— START Task input —

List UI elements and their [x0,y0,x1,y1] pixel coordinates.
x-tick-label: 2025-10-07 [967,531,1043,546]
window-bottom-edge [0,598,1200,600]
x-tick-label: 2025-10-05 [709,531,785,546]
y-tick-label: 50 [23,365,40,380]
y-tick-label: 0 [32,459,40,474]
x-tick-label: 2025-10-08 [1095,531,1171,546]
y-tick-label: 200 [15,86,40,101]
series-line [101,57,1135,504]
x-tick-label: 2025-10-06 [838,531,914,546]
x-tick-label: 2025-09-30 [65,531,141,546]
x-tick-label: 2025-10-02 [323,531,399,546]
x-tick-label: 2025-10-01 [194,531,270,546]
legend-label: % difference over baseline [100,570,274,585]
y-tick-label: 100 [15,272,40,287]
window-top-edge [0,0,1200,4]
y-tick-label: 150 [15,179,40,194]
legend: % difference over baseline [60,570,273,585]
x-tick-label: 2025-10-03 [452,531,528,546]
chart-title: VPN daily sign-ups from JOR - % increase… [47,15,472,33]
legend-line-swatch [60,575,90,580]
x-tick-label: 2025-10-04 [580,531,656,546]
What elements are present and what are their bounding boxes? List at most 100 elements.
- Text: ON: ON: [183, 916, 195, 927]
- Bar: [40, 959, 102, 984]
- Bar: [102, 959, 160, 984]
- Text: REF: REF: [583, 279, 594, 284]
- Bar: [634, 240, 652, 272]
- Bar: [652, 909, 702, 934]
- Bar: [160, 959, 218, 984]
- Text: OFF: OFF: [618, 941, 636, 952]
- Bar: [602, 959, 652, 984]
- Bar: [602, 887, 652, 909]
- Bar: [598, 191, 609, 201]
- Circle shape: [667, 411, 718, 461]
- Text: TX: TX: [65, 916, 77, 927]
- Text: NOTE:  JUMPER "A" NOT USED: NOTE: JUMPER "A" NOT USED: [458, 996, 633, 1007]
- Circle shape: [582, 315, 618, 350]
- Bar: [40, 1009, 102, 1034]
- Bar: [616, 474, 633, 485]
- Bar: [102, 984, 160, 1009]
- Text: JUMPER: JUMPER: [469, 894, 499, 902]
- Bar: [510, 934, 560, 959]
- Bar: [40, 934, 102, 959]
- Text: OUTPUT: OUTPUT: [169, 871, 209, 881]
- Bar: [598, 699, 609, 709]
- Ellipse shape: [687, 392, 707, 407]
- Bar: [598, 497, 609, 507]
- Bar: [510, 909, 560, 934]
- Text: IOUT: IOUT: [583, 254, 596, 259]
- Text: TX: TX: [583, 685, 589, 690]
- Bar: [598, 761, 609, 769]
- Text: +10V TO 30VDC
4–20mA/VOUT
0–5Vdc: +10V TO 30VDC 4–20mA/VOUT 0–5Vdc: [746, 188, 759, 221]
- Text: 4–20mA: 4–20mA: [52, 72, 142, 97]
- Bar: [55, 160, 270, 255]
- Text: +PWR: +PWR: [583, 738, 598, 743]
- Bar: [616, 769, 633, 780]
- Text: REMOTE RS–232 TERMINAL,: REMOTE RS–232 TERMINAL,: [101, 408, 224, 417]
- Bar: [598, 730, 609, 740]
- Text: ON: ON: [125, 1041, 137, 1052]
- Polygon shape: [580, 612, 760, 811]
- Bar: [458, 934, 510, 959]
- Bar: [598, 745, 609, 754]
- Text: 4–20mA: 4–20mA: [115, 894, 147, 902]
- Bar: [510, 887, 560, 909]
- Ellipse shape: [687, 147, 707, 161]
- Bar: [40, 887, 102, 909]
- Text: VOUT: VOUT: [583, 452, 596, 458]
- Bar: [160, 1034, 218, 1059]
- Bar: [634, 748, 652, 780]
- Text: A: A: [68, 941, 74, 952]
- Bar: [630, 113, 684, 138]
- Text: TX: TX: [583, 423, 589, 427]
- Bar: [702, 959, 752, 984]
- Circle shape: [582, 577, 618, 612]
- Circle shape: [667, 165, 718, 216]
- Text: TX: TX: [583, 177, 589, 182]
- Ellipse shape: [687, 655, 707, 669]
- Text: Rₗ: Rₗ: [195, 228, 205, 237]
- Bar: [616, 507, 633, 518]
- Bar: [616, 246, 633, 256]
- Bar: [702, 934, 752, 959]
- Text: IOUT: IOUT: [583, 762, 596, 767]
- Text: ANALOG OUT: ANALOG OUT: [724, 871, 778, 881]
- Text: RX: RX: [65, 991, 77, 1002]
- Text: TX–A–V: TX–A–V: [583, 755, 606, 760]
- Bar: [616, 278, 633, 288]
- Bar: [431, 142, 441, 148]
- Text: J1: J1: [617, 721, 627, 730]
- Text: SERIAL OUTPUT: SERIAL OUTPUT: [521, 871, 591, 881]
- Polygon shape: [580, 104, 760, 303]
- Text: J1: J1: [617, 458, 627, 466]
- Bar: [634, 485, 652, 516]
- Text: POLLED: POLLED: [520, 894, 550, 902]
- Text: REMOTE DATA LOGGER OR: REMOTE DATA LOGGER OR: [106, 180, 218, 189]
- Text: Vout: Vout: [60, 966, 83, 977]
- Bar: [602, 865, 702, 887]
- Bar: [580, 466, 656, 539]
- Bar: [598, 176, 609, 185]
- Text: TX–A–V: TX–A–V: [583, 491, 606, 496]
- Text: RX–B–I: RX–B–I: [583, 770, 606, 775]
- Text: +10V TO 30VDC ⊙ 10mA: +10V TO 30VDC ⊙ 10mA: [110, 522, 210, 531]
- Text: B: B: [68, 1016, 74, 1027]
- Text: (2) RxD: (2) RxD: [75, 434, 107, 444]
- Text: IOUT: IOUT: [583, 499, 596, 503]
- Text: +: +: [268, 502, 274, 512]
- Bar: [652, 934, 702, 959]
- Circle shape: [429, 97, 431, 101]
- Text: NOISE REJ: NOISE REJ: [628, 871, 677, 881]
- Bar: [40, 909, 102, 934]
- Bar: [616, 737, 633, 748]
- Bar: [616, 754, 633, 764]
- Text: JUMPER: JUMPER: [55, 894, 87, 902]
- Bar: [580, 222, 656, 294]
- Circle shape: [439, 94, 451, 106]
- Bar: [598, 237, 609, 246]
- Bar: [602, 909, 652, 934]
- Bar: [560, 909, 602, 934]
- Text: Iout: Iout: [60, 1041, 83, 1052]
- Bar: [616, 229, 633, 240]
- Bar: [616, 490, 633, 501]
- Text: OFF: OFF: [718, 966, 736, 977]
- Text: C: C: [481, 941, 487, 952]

— END Task input —

Exercise objective:
Repeat all of the data above word for word, keeping every line in its original order.

Output for this task:
List UI elements and their [x0,y0,x1,y1] pixel coordinates.
x-tick-label: 2025-10-07 [967,531,1043,546]
window-bottom-edge [0,598,1200,600]
x-tick-label: 2025-10-05 [709,531,785,546]
y-tick-label: 50 [23,365,40,380]
y-tick-label: 0 [32,459,40,474]
x-tick-label: 2025-10-08 [1095,531,1171,546]
y-tick-label: 200 [15,86,40,101]
series-line [101,57,1135,504]
x-tick-label: 2025-10-06 [838,531,914,546]
x-tick-label: 2025-09-30 [65,531,141,546]
x-tick-label: 2025-10-02 [323,531,399,546]
x-tick-label: 2025-10-01 [194,531,270,546]
legend-label: % difference over baseline [100,570,274,585]
y-tick-label: 100 [15,272,40,287]
window-top-edge [0,0,1200,4]
y-tick-label: 150 [15,179,40,194]
legend: % difference over baseline [60,570,273,585]
x-tick-label: 2025-10-03 [452,531,528,546]
chart-title: VPN daily sign-ups from JOR - % increase… [47,15,472,33]
legend-line-swatch [60,575,90,580]
x-tick-label: 2025-10-04 [580,531,656,546]
What elements are present and what are their bounding boxes? List at most 100 elements.
- Text: ON: ON: [183, 916, 195, 927]
- Bar: [40, 959, 102, 984]
- Bar: [102, 959, 160, 984]
- Text: REF: REF: [583, 279, 594, 284]
- Bar: [634, 240, 652, 272]
- Bar: [652, 909, 702, 934]
- Bar: [160, 959, 218, 984]
- Text: OFF: OFF: [618, 941, 636, 952]
- Bar: [602, 959, 652, 984]
- Bar: [602, 887, 652, 909]
- Bar: [598, 191, 609, 201]
- Circle shape: [667, 411, 718, 461]
- Text: TX: TX: [65, 916, 77, 927]
- Text: NOTE:  JUMPER "A" NOT USED: NOTE: JUMPER "A" NOT USED: [458, 996, 633, 1007]
- Circle shape: [582, 315, 618, 350]
- Bar: [40, 1009, 102, 1034]
- Bar: [616, 474, 633, 485]
- Bar: [102, 984, 160, 1009]
- Text: JUMPER: JUMPER: [469, 894, 499, 902]
- Bar: [510, 934, 560, 959]
- Bar: [40, 934, 102, 959]
- Text: OUTPUT: OUTPUT: [169, 871, 209, 881]
- Bar: [598, 699, 609, 709]
- Ellipse shape: [687, 392, 707, 407]
- Bar: [598, 497, 609, 507]
- Bar: [510, 909, 560, 934]
- Text: IOUT: IOUT: [583, 254, 596, 259]
- Text: TX: TX: [583, 685, 589, 690]
- Bar: [598, 761, 609, 769]
- Text: +10V TO 30VDC
4–20mA/VOUT
0–5Vdc: +10V TO 30VDC 4–20mA/VOUT 0–5Vdc: [746, 188, 759, 221]
- Text: 4–20mA: 4–20mA: [52, 72, 142, 97]
- Bar: [55, 160, 270, 255]
- Text: +PWR: +PWR: [583, 738, 598, 743]
- Bar: [616, 769, 633, 780]
- Text: REMOTE RS–232 TERMINAL,: REMOTE RS–232 TERMINAL,: [101, 408, 224, 417]
- Bar: [598, 730, 609, 740]
- Text: ON: ON: [125, 1041, 137, 1052]
- Polygon shape: [580, 612, 760, 811]
- Bar: [458, 934, 510, 959]
- Bar: [598, 745, 609, 754]
- Text: 4–20mA: 4–20mA: [115, 894, 147, 902]
- Bar: [510, 887, 560, 909]
- Ellipse shape: [687, 147, 707, 161]
- Bar: [40, 887, 102, 909]
- Text: VOUT: VOUT: [583, 452, 596, 458]
- Bar: [160, 1034, 218, 1059]
- Bar: [634, 748, 652, 780]
- Text: A: A: [68, 941, 74, 952]
- Bar: [630, 113, 684, 138]
- Text: TX: TX: [583, 423, 589, 427]
- Bar: [702, 959, 752, 984]
- Circle shape: [582, 577, 618, 612]
- Circle shape: [667, 165, 718, 216]
- Text: TX: TX: [583, 177, 589, 182]
- Ellipse shape: [687, 655, 707, 669]
- Text: Rₗ: Rₗ: [195, 228, 205, 237]
- Bar: [616, 507, 633, 518]
- Bar: [616, 246, 633, 256]
- Bar: [702, 934, 752, 959]
- Text: IOUT: IOUT: [583, 762, 596, 767]
- Text: ANALOG OUT: ANALOG OUT: [724, 871, 778, 881]
- Text: RX: RX: [65, 991, 77, 1002]
- Text: TX–A–V: TX–A–V: [583, 755, 606, 760]
- Bar: [616, 278, 633, 288]
- Bar: [431, 142, 441, 148]
- Text: J1: J1: [617, 721, 627, 730]
- Text: SERIAL OUTPUT: SERIAL OUTPUT: [521, 871, 591, 881]
- Polygon shape: [580, 104, 760, 303]
- Text: J1: J1: [617, 458, 627, 466]
- Bar: [634, 485, 652, 516]
- Text: POLLED: POLLED: [520, 894, 550, 902]
- Text: REMOTE DATA LOGGER OR: REMOTE DATA LOGGER OR: [106, 180, 218, 189]
- Text: Vout: Vout: [60, 966, 83, 977]
- Bar: [602, 865, 702, 887]
- Bar: [580, 466, 656, 539]
- Bar: [598, 176, 609, 185]
- Text: TX–A–V: TX–A–V: [583, 491, 606, 496]
- Text: RX–B–I: RX–B–I: [583, 770, 606, 775]
- Text: +10V TO 30VDC ⊙ 10mA: +10V TO 30VDC ⊙ 10mA: [110, 522, 210, 531]
- Text: B: B: [68, 1016, 74, 1027]
- Text: (2) RxD: (2) RxD: [75, 434, 107, 444]
- Text: IOUT: IOUT: [583, 499, 596, 503]
- Text: +: +: [268, 502, 274, 512]
- Bar: [652, 934, 702, 959]
- Circle shape: [429, 97, 431, 101]
- Text: NOISE REJ: NOISE REJ: [628, 871, 677, 881]
- Bar: [40, 909, 102, 934]
- Bar: [616, 737, 633, 748]
- Bar: [616, 754, 633, 764]
- Text: JUMPER: JUMPER: [55, 894, 87, 902]
- Bar: [580, 222, 656, 294]
- Circle shape: [439, 94, 451, 106]
- Bar: [598, 237, 609, 246]
- Bar: [602, 909, 652, 934]
- Bar: [560, 909, 602, 934]
- Text: Iout: Iout: [60, 1041, 83, 1052]
- Bar: [616, 229, 633, 240]
- Bar: [616, 490, 633, 501]
- Text: OFF: OFF: [718, 966, 736, 977]
- Text: C: C: [481, 941, 487, 952]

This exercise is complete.